>> Begin RECORDS SHOWN

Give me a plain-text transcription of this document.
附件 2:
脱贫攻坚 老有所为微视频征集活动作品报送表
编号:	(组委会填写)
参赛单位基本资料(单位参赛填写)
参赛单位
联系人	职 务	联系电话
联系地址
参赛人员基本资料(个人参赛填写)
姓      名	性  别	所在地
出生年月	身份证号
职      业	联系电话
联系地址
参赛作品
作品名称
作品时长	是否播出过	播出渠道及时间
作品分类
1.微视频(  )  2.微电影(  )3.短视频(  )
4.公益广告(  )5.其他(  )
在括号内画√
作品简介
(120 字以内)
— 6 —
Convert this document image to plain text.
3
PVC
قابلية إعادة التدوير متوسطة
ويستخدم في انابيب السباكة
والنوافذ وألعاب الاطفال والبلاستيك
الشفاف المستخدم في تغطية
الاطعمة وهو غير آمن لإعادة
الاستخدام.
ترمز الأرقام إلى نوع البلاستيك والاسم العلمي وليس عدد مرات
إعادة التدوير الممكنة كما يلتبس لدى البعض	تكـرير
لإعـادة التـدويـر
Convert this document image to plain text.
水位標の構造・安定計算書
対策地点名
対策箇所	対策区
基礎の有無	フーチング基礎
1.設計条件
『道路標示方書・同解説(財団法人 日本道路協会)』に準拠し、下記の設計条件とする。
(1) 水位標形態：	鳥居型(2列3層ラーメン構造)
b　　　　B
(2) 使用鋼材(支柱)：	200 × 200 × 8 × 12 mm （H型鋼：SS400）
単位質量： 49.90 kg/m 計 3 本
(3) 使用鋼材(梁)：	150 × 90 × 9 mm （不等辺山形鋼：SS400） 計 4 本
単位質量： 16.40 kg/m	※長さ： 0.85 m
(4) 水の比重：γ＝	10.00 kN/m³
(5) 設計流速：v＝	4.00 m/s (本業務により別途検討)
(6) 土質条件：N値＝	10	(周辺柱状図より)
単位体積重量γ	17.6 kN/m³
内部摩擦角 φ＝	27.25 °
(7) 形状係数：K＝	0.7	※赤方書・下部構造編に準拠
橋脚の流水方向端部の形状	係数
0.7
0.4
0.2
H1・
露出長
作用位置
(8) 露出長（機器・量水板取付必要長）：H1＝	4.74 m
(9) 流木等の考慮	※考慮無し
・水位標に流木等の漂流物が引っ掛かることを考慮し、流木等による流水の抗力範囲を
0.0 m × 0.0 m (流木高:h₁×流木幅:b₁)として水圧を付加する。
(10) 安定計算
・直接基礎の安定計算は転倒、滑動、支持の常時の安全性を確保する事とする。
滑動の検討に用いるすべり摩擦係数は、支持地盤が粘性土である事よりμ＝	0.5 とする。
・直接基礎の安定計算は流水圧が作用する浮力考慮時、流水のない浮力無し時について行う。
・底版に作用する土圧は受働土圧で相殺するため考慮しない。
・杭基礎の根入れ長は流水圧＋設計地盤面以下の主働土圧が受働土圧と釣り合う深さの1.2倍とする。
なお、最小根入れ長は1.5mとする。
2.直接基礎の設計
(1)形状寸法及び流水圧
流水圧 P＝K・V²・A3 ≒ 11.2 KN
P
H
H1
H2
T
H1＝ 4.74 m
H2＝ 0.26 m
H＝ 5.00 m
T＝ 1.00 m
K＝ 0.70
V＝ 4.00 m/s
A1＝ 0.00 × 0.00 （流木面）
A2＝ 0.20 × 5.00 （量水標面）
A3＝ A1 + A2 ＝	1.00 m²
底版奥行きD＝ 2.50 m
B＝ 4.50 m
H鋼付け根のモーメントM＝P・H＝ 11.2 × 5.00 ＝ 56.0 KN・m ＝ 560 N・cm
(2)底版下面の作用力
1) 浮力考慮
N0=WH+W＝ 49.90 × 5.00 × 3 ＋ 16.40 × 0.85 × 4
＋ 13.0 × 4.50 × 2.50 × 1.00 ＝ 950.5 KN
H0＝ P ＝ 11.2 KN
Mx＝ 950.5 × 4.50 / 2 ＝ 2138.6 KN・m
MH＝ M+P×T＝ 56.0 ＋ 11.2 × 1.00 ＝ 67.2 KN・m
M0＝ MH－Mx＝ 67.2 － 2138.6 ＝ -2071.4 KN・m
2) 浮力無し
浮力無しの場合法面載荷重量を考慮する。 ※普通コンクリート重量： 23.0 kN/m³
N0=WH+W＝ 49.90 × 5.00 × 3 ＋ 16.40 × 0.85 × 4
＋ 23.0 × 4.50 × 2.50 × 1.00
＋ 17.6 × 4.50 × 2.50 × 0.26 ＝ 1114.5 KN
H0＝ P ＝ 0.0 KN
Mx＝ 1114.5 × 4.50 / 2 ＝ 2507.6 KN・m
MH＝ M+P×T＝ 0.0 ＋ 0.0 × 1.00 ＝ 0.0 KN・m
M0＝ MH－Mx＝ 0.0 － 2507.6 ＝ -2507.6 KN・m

>> End RECORDS SHOWN

**YOUR GOAL:** Return all of the data exactly as it reads.

**ANSWER TO THIS EXERCISE:**
Give me a plain-text transcription of this document.
附件 2:
脱贫攻坚 老有所为微视频征集活动作品报送表
编号:	(组委会填写)
参赛单位基本资料(单位参赛填写)
参赛单位
联系人	职 务	联系电话
联系地址
参赛人员基本资料(个人参赛填写)
姓      名	性  别	所在地
出生年月	身份证号
职      业	联系电话
联系地址
参赛作品
作品名称
作品时长	是否播出过	播出渠道及时间
作品分类
1.微视频(  )  2.微电影(  )3.短视频(  )
4.公益广告(  )5.其他(  )
在括号内画√
作品简介
(120 字以内)
— 6 —
Convert this document image to plain text.
3
PVC
قابلية إعادة التدوير متوسطة
ويستخدم في انابيب السباكة
والنوافذ وألعاب الاطفال والبلاستيك
الشفاف المستخدم في تغطية
الاطعمة وهو غير آمن لإعادة
الاستخدام.
ترمز الأرقام إلى نوع البلاستيك والاسم العلمي وليس عدد مرات
إعادة التدوير الممكنة كما يلتبس لدى البعض	تكـرير
لإعـادة التـدويـر
Convert this document image to plain text.
水位標の構造・安定計算書
対策地点名
対策箇所	対策区
基礎の有無	フーチング基礎
1.設計条件
『道路標示方書・同解説(財団法人 日本道路協会)』に準拠し、下記の設計条件とする。
(1) 水位標形態：	鳥居型(2列3層ラーメン構造)
b　　　　B
(2) 使用鋼材(支柱)：	200 × 200 × 8 × 12 mm （H型鋼：SS400）
単位質量： 49.90 kg/m 計 3 本
(3) 使用鋼材(梁)：	150 × 90 × 9 mm （不等辺山形鋼：SS400） 計 4 本
単位質量： 16.40 kg/m	※長さ： 0.85 m
(4) 水の比重：γ＝	10.00 kN/m³
(5) 設計流速：v＝	4.00 m/s (本業務により別途検討)
(6) 土質条件：N値＝	10	(周辺柱状図より)
単位体積重量γ	17.6 kN/m³
内部摩擦角 φ＝	27.25 °
(7) 形状係数：K＝	0.7	※赤方書・下部構造編に準拠
橋脚の流水方向端部の形状	係数
0.7
0.4
0.2
H1・
露出長
作用位置
(8) 露出長（機器・量水板取付必要長）：H1＝	4.74 m
(9) 流木等の考慮	※考慮無し
・水位標に流木等の漂流物が引っ掛かることを考慮し、流木等による流水の抗力範囲を
0.0 m × 0.0 m (流木高:h₁×流木幅:b₁)として水圧を付加する。
(10) 安定計算
・直接基礎の安定計算は転倒、滑動、支持の常時の安全性を確保する事とする。
滑動の検討に用いるすべり摩擦係数は、支持地盤が粘性土である事よりμ＝	0.5 とする。
・直接基礎の安定計算は流水圧が作用する浮力考慮時、流水のない浮力無し時について行う。
・底版に作用する土圧は受働土圧で相殺するため考慮しない。
・杭基礎の根入れ長は流水圧＋設計地盤面以下の主働土圧が受働土圧と釣り合う深さの1.2倍とする。
なお、最小根入れ長は1.5mとする。
2.直接基礎の設計
(1)形状寸法及び流水圧
流水圧 P＝K・V²・A3 ≒ 11.2 KN
P
H
H1
H2
T
H1＝ 4.74 m
H2＝ 0.26 m
H＝ 5.00 m
T＝ 1.00 m
K＝ 0.70
V＝ 4.00 m/s
A1＝ 0.00 × 0.00 （流木面）
A2＝ 0.20 × 5.00 （量水標面）
A3＝ A1 + A2 ＝	1.00 m²
底版奥行きD＝ 2.50 m
B＝ 4.50 m
H鋼付け根のモーメントM＝P・H＝ 11.2 × 5.00 ＝ 56.0 KN・m ＝ 560 N・cm
(2)底版下面の作用力
1) 浮力考慮
N0=WH+W＝ 49.90 × 5.00 × 3 ＋ 16.40 × 0.85 × 4
＋ 13.0 × 4.50 × 2.50 × 1.00 ＝ 950.5 KN
H0＝ P ＝ 11.2 KN
Mx＝ 950.5 × 4.50 / 2 ＝ 2138.6 KN・m
MH＝ M+P×T＝ 56.0 ＋ 11.2 × 1.00 ＝ 67.2 KN・m
M0＝ MH－Mx＝ 67.2 － 2138.6 ＝ -2071.4 KN・m
2) 浮力無し
浮力無しの場合法面載荷重量を考慮する。 ※普通コンクリート重量： 23.0 kN/m³
N0=WH+W＝ 49.90 × 5.00 × 3 ＋ 16.40 × 0.85 × 4
＋ 23.0 × 4.50 × 2.50 × 1.00
＋ 17.6 × 4.50 × 2.50 × 0.26 ＝ 1114.5 KN
H0＝ P ＝ 0.0 KN
Mx＝ 1114.5 × 4.50 / 2 ＝ 2507.6 KN・m
MH＝ M+P×T＝ 0.0 ＋ 0.0 × 1.00 ＝ 0.0 KN・m
M0＝ MH－Mx＝ 0.0 － 2507.6 ＝ -2507.6 KN・m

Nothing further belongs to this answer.